- _DIRECTIVE_
Copy all lines that contain the word "completed".

··· MATERIAL FOR THE TASK

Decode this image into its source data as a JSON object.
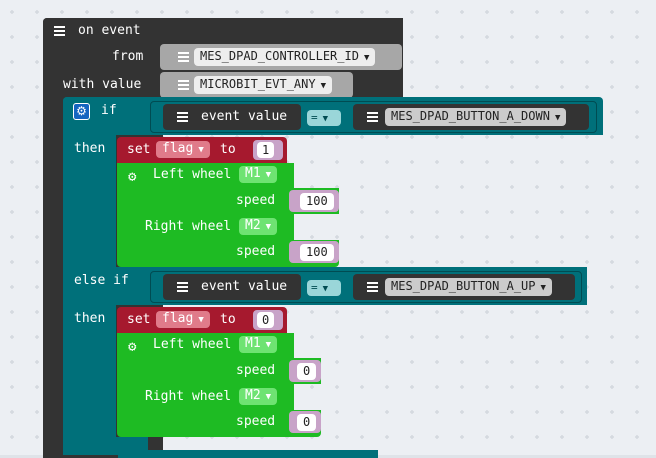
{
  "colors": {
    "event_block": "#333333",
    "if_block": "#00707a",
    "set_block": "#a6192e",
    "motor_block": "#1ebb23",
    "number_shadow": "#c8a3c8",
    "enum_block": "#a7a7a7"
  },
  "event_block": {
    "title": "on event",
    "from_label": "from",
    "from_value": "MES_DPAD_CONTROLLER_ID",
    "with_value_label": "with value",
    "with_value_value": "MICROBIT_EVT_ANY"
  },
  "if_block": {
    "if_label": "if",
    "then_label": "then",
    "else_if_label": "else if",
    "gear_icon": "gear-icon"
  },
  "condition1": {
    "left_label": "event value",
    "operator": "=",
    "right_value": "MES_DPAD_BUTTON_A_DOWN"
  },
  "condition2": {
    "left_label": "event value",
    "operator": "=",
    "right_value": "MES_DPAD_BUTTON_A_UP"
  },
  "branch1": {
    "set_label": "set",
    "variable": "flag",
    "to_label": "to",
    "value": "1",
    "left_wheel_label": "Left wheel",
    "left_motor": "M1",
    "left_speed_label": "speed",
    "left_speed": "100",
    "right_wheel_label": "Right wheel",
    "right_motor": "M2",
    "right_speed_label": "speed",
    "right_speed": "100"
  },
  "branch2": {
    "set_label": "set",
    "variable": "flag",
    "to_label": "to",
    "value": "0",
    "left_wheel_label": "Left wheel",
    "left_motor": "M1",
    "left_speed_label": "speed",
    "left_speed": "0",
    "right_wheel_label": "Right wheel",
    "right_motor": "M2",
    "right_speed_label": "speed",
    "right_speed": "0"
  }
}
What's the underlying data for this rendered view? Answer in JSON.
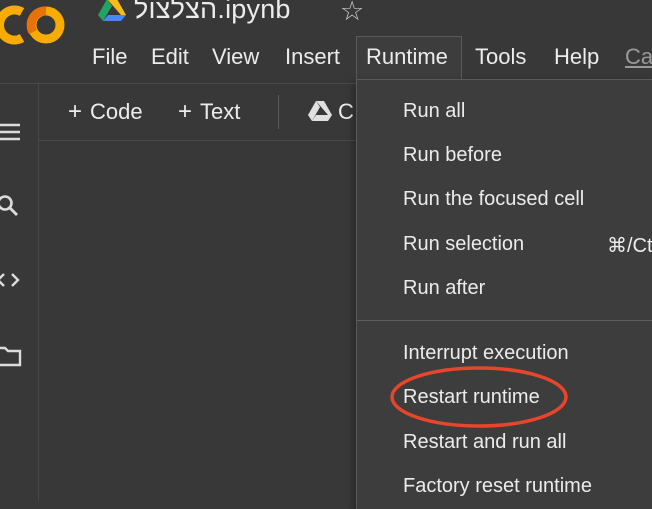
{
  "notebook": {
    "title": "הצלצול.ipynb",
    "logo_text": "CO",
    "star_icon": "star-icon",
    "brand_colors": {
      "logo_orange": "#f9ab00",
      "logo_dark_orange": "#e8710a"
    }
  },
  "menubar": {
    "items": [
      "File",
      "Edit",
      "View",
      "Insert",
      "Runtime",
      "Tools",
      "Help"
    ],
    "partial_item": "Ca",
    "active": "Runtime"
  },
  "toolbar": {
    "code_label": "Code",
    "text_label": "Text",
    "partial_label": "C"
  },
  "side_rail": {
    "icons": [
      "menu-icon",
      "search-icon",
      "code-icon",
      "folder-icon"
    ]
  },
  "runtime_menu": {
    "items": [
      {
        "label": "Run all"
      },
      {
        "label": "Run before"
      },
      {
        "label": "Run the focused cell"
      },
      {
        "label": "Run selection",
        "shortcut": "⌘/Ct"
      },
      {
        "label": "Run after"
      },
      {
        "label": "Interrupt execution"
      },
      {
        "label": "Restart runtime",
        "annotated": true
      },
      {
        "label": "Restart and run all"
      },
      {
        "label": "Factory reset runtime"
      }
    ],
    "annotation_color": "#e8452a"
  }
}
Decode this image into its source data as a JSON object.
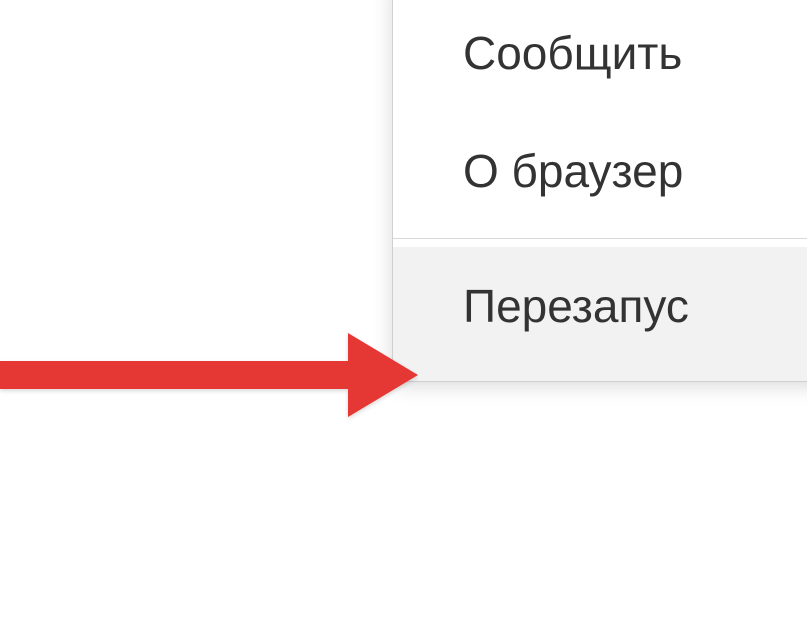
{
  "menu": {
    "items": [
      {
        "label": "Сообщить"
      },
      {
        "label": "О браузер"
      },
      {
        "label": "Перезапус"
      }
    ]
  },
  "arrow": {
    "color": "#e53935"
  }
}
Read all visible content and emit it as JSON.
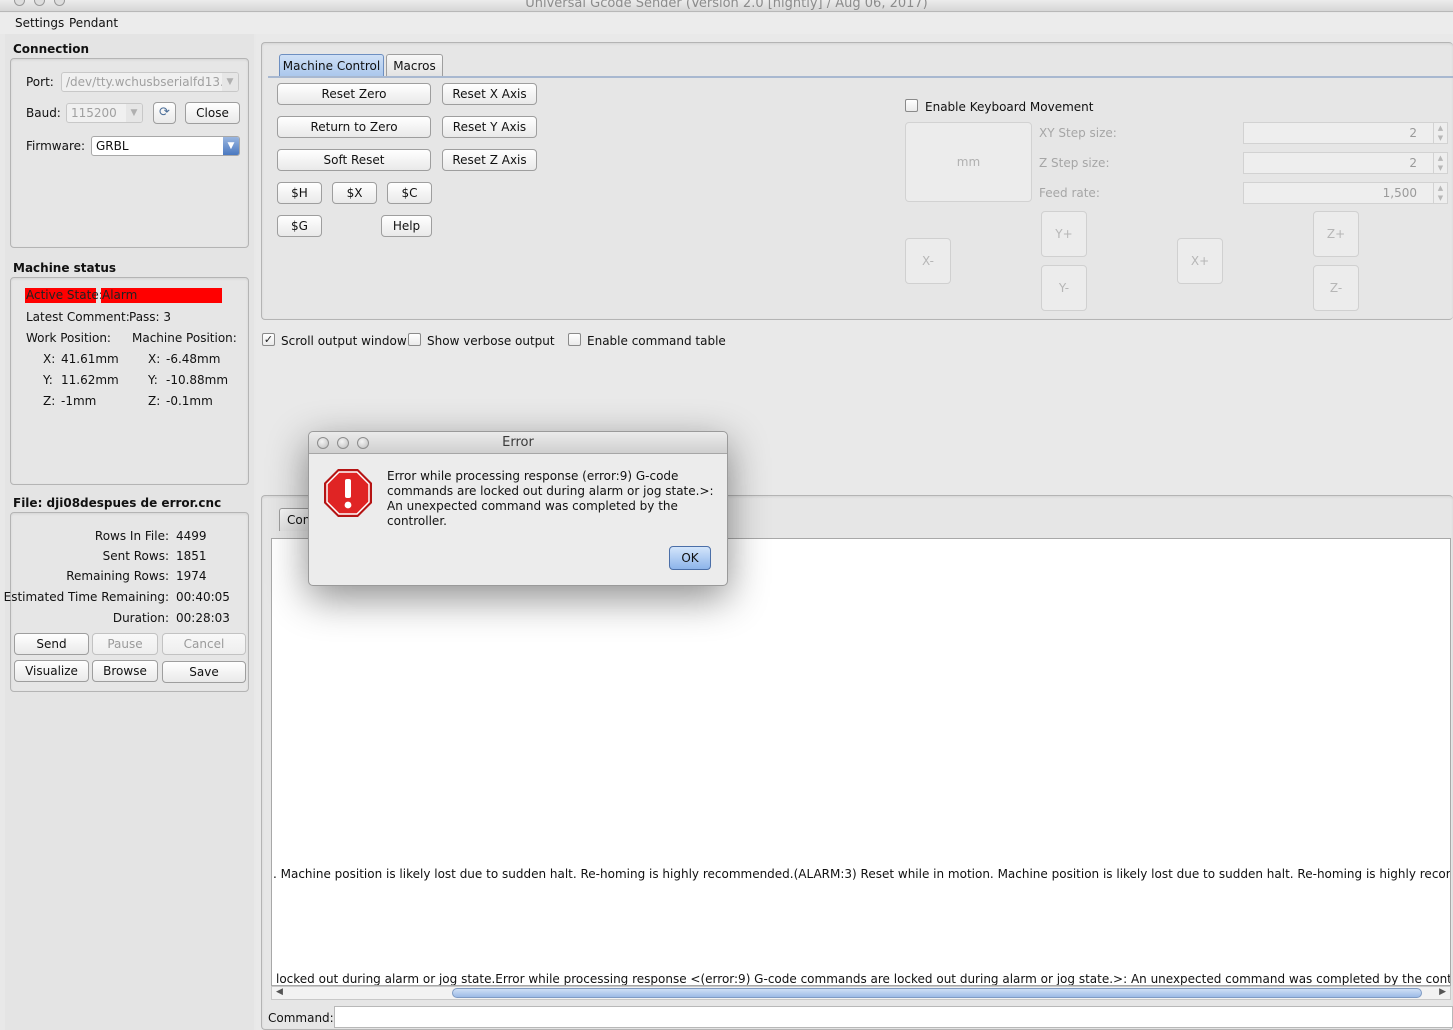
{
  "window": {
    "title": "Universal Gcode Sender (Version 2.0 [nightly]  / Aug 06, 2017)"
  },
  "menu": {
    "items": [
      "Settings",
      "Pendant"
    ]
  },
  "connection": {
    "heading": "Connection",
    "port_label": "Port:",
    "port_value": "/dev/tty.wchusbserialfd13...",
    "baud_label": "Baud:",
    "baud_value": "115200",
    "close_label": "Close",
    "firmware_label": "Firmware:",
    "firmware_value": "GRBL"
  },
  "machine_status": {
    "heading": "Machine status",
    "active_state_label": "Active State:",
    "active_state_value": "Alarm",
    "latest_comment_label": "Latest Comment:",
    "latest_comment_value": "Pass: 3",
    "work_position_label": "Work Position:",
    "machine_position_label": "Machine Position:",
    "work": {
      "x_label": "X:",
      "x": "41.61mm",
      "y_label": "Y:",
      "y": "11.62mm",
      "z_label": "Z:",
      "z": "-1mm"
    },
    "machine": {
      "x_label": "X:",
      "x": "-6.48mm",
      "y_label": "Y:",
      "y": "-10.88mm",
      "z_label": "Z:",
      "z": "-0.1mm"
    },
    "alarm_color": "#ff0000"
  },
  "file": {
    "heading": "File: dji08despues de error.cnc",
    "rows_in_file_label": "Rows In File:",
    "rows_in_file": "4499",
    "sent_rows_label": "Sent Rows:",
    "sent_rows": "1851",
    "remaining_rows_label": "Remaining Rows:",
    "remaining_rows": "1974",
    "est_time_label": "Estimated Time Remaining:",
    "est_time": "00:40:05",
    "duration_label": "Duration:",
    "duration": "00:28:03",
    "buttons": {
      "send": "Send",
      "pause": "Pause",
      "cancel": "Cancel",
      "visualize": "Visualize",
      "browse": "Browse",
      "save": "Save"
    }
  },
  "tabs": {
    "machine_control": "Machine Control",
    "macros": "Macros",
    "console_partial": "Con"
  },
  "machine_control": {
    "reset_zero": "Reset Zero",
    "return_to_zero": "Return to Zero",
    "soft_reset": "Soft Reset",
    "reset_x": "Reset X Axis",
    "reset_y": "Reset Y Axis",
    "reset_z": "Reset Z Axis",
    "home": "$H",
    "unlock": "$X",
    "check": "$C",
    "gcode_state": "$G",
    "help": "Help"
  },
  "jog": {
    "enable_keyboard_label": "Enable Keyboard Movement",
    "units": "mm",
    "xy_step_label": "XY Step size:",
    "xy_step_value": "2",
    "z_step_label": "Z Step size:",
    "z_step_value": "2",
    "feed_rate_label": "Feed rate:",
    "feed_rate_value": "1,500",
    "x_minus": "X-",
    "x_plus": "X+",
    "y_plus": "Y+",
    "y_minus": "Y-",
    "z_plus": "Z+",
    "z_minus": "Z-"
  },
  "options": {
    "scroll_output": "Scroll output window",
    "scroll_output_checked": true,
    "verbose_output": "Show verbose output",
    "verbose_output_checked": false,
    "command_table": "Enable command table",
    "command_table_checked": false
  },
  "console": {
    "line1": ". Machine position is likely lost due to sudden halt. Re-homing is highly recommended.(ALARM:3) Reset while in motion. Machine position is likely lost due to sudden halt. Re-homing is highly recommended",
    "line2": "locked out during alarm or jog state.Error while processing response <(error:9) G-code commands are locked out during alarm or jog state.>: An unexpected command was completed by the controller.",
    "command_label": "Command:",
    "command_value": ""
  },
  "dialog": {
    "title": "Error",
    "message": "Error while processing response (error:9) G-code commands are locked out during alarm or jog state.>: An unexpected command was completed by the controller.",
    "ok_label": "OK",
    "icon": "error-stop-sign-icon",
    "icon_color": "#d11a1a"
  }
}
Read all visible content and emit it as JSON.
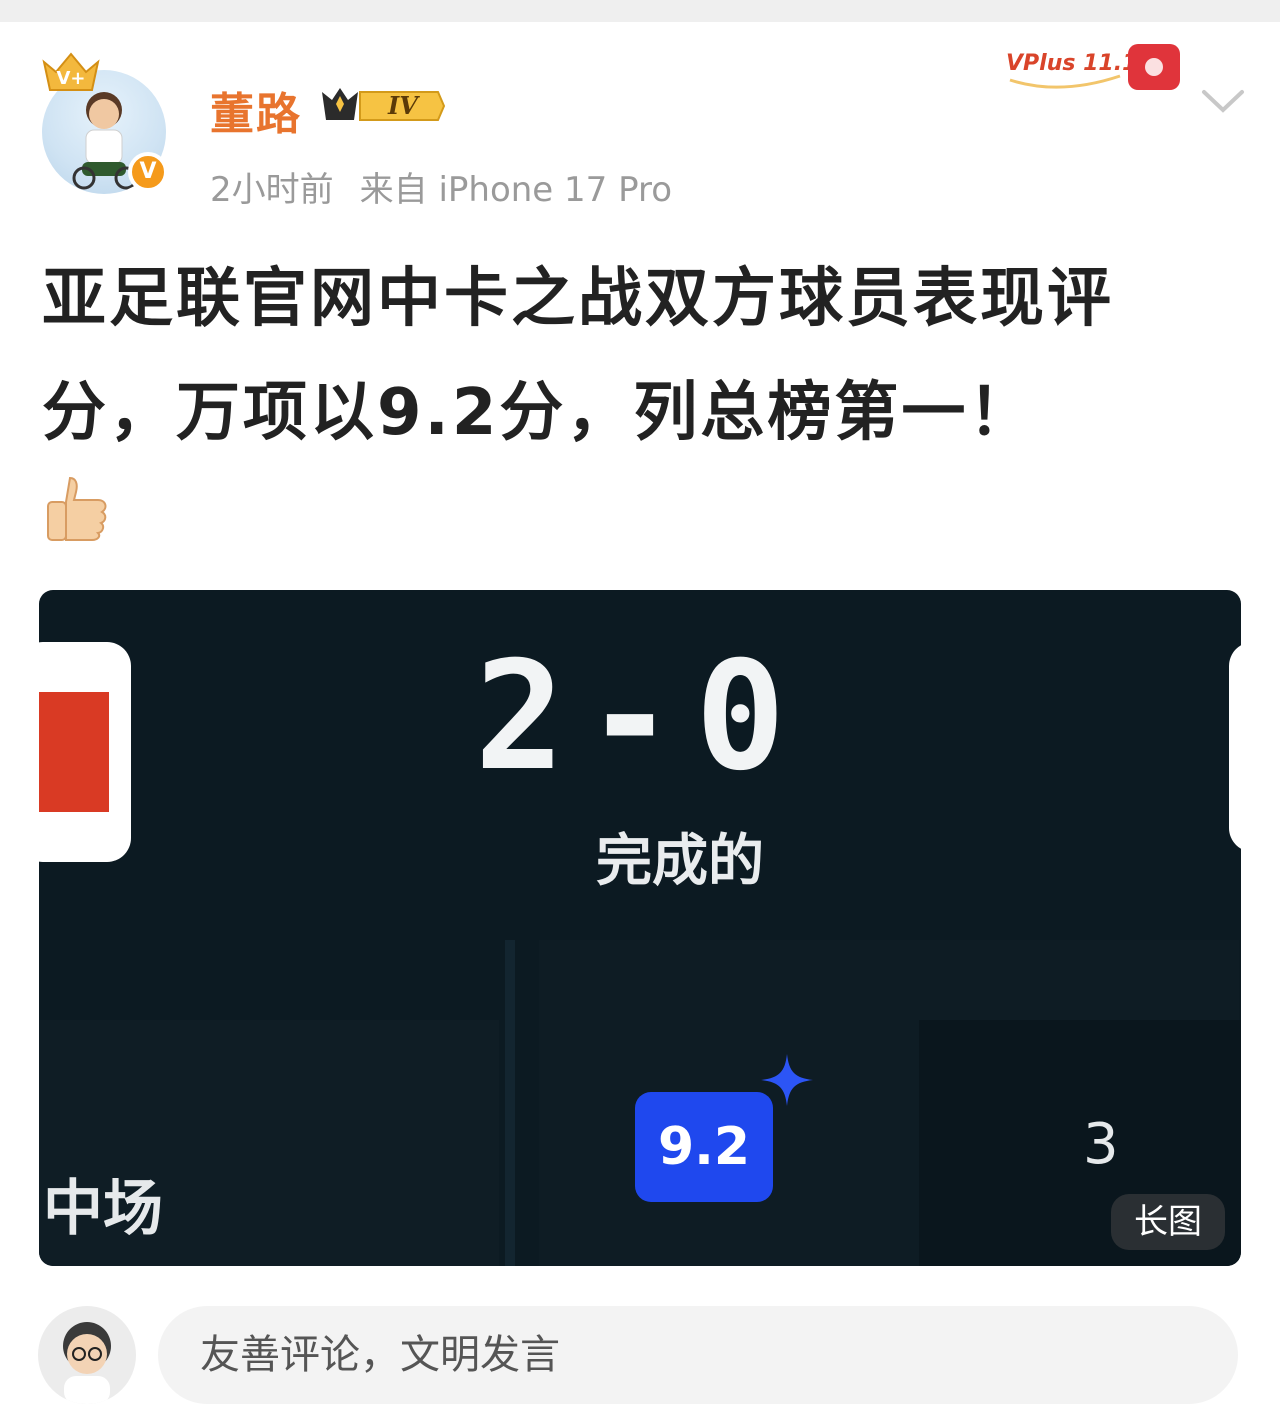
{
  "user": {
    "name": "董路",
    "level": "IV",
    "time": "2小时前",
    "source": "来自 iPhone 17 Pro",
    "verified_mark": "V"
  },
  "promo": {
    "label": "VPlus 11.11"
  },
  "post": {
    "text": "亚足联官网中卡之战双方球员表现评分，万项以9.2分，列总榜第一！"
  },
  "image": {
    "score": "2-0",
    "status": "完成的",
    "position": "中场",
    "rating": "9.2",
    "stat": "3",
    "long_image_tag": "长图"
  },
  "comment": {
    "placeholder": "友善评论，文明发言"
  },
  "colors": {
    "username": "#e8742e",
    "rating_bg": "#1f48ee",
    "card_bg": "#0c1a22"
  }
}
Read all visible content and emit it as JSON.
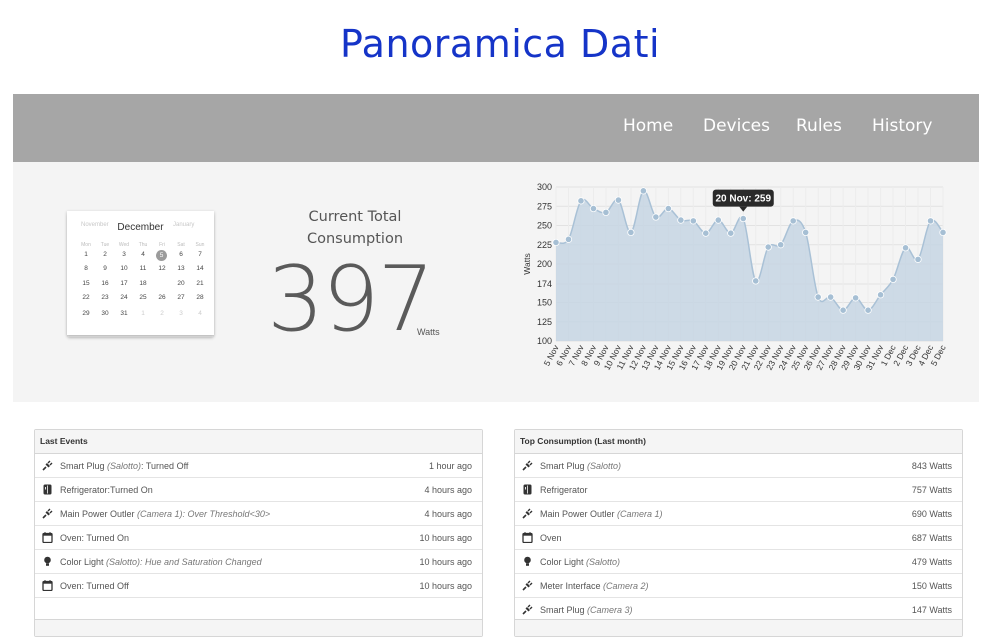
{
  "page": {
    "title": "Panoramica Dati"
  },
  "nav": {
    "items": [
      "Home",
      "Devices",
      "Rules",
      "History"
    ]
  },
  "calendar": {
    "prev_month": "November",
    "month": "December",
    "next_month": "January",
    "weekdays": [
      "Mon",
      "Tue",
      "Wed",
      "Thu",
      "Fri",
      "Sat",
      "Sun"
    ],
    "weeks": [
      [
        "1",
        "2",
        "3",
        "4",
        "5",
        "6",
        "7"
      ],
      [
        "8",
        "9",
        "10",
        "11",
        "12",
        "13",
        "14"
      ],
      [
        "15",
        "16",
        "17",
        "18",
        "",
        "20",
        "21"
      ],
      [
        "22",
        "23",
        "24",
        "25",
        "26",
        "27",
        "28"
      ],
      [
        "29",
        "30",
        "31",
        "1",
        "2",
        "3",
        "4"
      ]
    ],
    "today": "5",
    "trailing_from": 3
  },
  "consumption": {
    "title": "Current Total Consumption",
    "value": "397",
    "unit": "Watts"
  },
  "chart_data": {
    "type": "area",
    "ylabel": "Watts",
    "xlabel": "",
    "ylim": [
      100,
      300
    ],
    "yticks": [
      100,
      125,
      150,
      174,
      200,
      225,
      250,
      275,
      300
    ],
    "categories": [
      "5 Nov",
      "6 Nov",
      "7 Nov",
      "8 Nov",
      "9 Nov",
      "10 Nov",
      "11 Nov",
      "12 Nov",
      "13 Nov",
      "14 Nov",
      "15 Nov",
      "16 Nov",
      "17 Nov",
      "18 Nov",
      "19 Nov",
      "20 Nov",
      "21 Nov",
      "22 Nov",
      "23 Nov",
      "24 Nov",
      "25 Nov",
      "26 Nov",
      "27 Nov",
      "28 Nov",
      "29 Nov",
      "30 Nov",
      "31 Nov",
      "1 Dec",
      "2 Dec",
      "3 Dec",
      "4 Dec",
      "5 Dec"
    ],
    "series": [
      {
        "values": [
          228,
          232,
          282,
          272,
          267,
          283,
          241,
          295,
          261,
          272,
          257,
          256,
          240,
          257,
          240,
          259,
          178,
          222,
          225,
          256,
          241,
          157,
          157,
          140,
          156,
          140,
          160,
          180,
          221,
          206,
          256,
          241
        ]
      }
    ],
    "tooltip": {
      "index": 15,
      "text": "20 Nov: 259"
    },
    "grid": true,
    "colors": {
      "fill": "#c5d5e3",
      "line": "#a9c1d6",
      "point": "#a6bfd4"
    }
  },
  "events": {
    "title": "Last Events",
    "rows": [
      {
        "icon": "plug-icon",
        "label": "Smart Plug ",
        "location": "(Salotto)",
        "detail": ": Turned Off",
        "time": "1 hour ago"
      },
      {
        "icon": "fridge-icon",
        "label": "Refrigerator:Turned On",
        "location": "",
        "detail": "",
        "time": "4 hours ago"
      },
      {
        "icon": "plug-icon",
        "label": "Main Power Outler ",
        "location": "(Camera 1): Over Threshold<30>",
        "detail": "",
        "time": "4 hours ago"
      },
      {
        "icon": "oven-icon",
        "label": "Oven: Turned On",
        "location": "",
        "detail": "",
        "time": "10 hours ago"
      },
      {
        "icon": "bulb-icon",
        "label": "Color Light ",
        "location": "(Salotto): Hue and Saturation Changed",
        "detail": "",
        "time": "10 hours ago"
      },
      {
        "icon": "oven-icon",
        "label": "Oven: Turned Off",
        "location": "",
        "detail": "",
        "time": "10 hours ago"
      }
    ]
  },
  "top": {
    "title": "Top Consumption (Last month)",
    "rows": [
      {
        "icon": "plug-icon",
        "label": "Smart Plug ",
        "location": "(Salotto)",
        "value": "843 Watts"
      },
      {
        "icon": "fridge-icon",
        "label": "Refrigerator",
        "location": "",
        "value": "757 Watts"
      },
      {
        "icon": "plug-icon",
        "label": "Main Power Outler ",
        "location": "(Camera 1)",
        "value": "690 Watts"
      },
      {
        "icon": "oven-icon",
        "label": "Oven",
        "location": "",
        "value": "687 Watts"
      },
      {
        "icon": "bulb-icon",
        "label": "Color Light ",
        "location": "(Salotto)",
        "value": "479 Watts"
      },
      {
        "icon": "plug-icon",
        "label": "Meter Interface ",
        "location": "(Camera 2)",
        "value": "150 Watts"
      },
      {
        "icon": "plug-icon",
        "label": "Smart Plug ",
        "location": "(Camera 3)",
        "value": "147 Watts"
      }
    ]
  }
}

······

- _THE REPLY_
    "line2": "locked out during alarm or jog state.Error while processing response <(error:9) G-code commands are locked out during alarm or jog state.>: An unexpected command was completed by the controller.",
    "message": "Error while processing response (error:9) G-code commands are locked out during alarm or jog state.>: An unexpected command was completed by the controller.",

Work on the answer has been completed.